Data items:
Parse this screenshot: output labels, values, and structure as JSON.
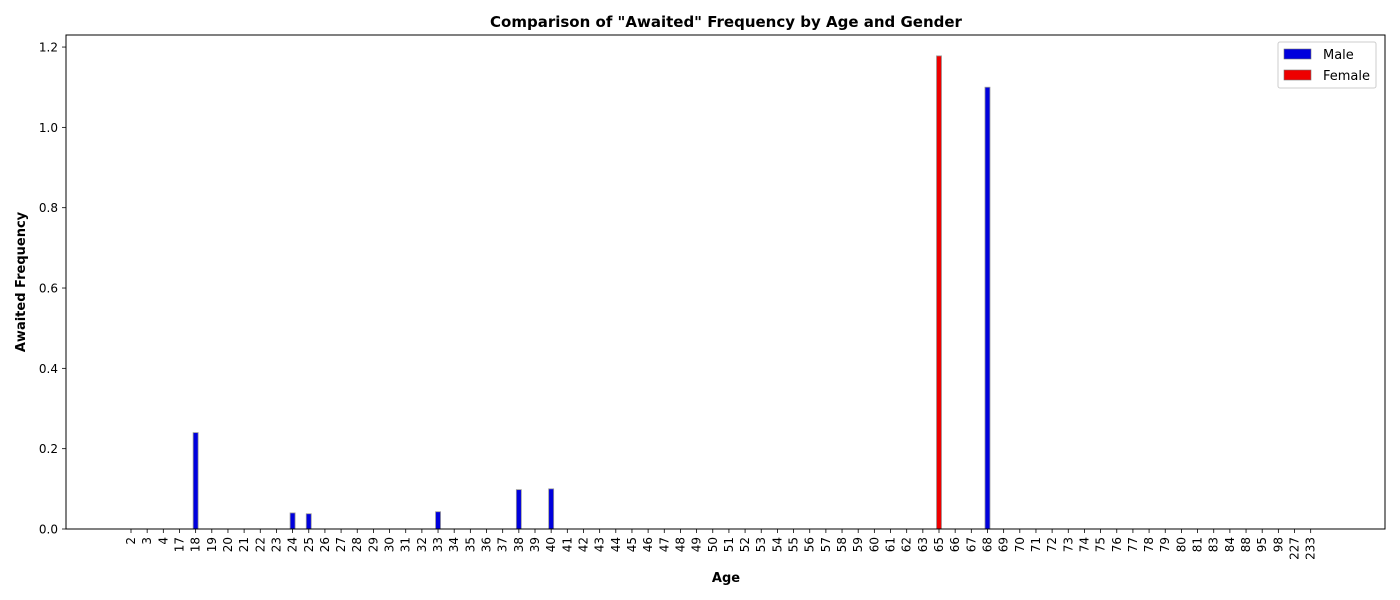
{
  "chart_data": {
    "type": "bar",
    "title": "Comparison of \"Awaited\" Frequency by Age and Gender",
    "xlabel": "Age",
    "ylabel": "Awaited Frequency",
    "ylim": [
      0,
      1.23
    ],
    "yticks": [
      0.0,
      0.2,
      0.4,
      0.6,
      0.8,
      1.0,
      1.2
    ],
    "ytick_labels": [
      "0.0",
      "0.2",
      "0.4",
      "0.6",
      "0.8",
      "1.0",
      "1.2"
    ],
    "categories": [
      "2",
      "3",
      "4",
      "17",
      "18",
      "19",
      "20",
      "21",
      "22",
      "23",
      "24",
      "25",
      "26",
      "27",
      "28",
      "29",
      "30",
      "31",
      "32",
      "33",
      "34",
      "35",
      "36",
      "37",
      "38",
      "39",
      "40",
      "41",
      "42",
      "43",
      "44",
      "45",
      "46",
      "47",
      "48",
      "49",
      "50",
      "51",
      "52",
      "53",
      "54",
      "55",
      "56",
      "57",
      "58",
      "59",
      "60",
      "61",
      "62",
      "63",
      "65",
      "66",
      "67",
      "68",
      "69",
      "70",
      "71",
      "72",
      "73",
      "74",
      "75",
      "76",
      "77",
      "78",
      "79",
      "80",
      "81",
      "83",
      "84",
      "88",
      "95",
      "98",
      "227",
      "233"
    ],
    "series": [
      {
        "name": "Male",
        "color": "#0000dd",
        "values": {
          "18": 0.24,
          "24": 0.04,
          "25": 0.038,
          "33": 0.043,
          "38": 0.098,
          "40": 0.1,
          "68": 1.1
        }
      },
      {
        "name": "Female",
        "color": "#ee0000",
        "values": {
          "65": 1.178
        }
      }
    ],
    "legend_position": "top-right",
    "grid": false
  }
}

> _Your objective_: Leaving out the pictures, repeat the data above exactly.

> _Written answer_:
Parse this screenshot: output labels, values, and structure as JSON.
{
  "chart_data": {
    "type": "bar",
    "title": "Comparison of \"Awaited\" Frequency by Age and Gender",
    "xlabel": "Age",
    "ylabel": "Awaited Frequency",
    "ylim": [
      0,
      1.23
    ],
    "yticks": [
      0.0,
      0.2,
      0.4,
      0.6,
      0.8,
      1.0,
      1.2
    ],
    "ytick_labels": [
      "0.0",
      "0.2",
      "0.4",
      "0.6",
      "0.8",
      "1.0",
      "1.2"
    ],
    "categories": [
      "2",
      "3",
      "4",
      "17",
      "18",
      "19",
      "20",
      "21",
      "22",
      "23",
      "24",
      "25",
      "26",
      "27",
      "28",
      "29",
      "30",
      "31",
      "32",
      "33",
      "34",
      "35",
      "36",
      "37",
      "38",
      "39",
      "40",
      "41",
      "42",
      "43",
      "44",
      "45",
      "46",
      "47",
      "48",
      "49",
      "50",
      "51",
      "52",
      "53",
      "54",
      "55",
      "56",
      "57",
      "58",
      "59",
      "60",
      "61",
      "62",
      "63",
      "65",
      "66",
      "67",
      "68",
      "69",
      "70",
      "71",
      "72",
      "73",
      "74",
      "75",
      "76",
      "77",
      "78",
      "79",
      "80",
      "81",
      "83",
      "84",
      "88",
      "95",
      "98",
      "227",
      "233"
    ],
    "series": [
      {
        "name": "Male",
        "color": "#0000dd",
        "values": {
          "18": 0.24,
          "24": 0.04,
          "25": 0.038,
          "33": 0.043,
          "38": 0.098,
          "40": 0.1,
          "68": 1.1
        }
      },
      {
        "name": "Female",
        "color": "#ee0000",
        "values": {
          "65": 1.178
        }
      }
    ],
    "legend_position": "top-right",
    "grid": false
  }
}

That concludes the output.